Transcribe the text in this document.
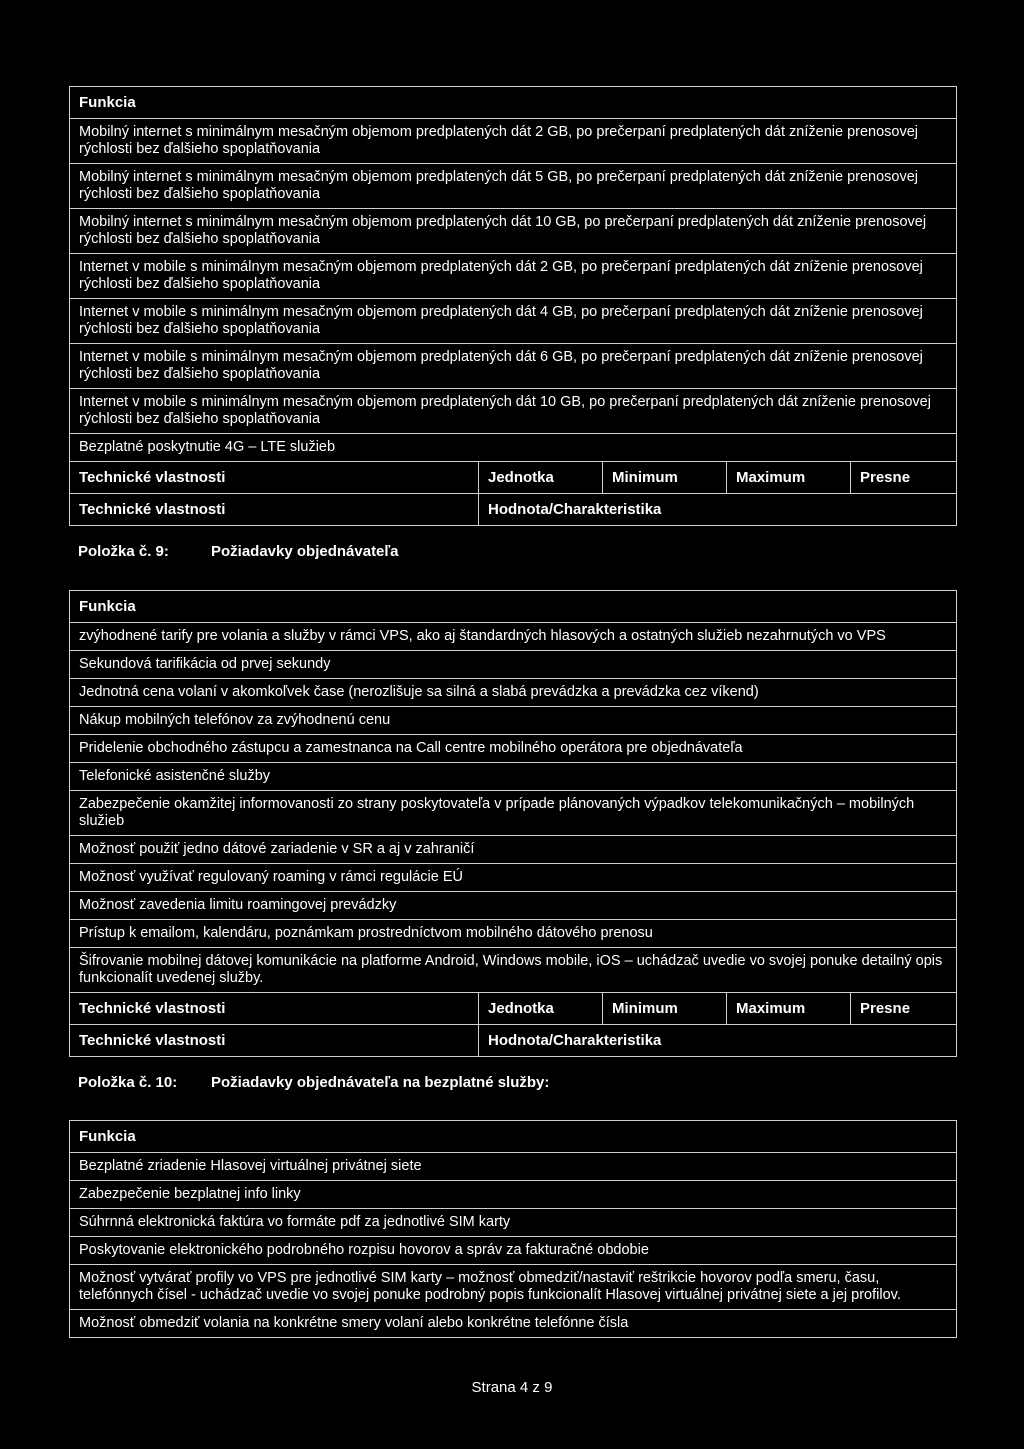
Funkcia				
Mobilný internet s minimálnym mesačným objemom predplatených dát 2 GB, po prečerpaní predplatených dát zníženie prenosovej rýchlosti bez ďalšieho spoplatňovania				
Mobilný internet s minimálnym mesačným objemom predplatených dát 5 GB, po prečerpaní predplatených dát zníženie prenosovej rýchlosti bez ďalšieho spoplatňovania				
Mobilný internet s minimálnym mesačným objemom predplatených dát 10 GB, po prečerpaní predplatených dát zníženie prenosovej rýchlosti bez ďalšieho spoplatňovania				
Internet v mobile s minimálnym mesačným objemom predplatených dát 2 GB, po prečerpaní predplatených dát zníženie prenosovej rýchlosti bez ďalšieho spoplatňovania				
Internet v mobile s minimálnym mesačným objemom predplatených dát 4 GB, po prečerpaní predplatených dát zníženie prenosovej rýchlosti bez ďalšieho spoplatňovania				
Internet v mobile s minimálnym mesačným objemom predplatených dát 6 GB, po prečerpaní predplatených dát zníženie prenosovej rýchlosti bez ďalšieho spoplatňovania				
Internet v mobile s minimálnym mesačným objemom predplatených dát 10 GB, po prečerpaní predplatených dát zníženie prenosovej rýchlosti bez ďalšieho spoplatňovania				
Bezplatné poskytnutie 4G – LTE služieb				
Technické vlastnosti	Jednotka	Minimum	Maximum	Presne
Technické vlastnosti	Hodnota/Charakteristika			
Položka č. 9:	Požiadavky objednávateľa
Funkcia				
zvýhodnené tarify pre volania a služby v rámci VPS, ako aj štandardných hlasových a ostatných služieb nezahrnutých vo VPS				
Sekundová tarifikácia od prvej sekundy				
Jednotná cena volaní v akomkoľvek čase (nerozlišuje sa silná a slabá prevádzka a prevádzka cez víkend)				
Nákup mobilných telefónov za zvýhodnenú cenu				
Pridelenie obchodného zástupcu a zamestnanca na Call centre mobilného operátora pre objednávateľa				
Telefonické asistenčné služby				
Zabezpečenie okamžitej informovanosti zo strany poskytovateľa v prípade plánovaných výpadkov telekomunikačných – mobilných služieb				
Možnosť použiť jedno dátové zariadenie v SR a aj v zahraničí				
Možnosť využívať regulovaný roaming v rámci regulácie EÚ				
Možnosť zavedenia limitu roamingovej prevádzky				
Prístup k emailom, kalendáru, poznámkam prostredníctvom mobilného dátového prenosu				
Šifrovanie mobilnej dátovej komunikácie na platforme Android, Windows mobile, iOS – uchádzač uvedie vo svojej ponuke detailný opis funkcionalít uvedenej služby.				
Technické vlastnosti	Jednotka	Minimum	Maximum	Presne
Technické vlastnosti	Hodnota/Charakteristika			
Položka č. 10: Požiadavky objednávateľa na bezplatné služby:
Funkcia
Bezplatné zriadenie Hlasovej virtuálnej privátnej siete
Zabezpečenie bezplatnej info linky
Súhrnná elektronická faktúra vo formáte pdf za jednotlivé SIM karty
Poskytovanie elektronického podrobného rozpisu hovorov a správ za fakturačné obdobie
Možnosť vytvárať profily vo VPS pre jednotlivé SIM karty – možnosť obmedziť/nastaviť reštrikcie hovorov podľa smeru, času, telefónnych čísel - uchádzač uvedie vo svojej ponuke podrobný popis funkcionalít Hlasovej virtuálnej privátnej siete a jej profilov.
Možnosť obmedziť volania na konkrétne smery volaní alebo konkrétne telefónne čísla
Strana 4 z 9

# WORK INSTRUCTIONS
Give every line of the material that includes the string "mobilného".

# EXERCISE RESPONSE
Pridelenie obchodného zástupcu a zamestnanca na Call centre mobilného operátora pre objednávateľa				
Prístup k emailom, kalendáru, poznámkam prostredníctvom mobilného dátového prenosu				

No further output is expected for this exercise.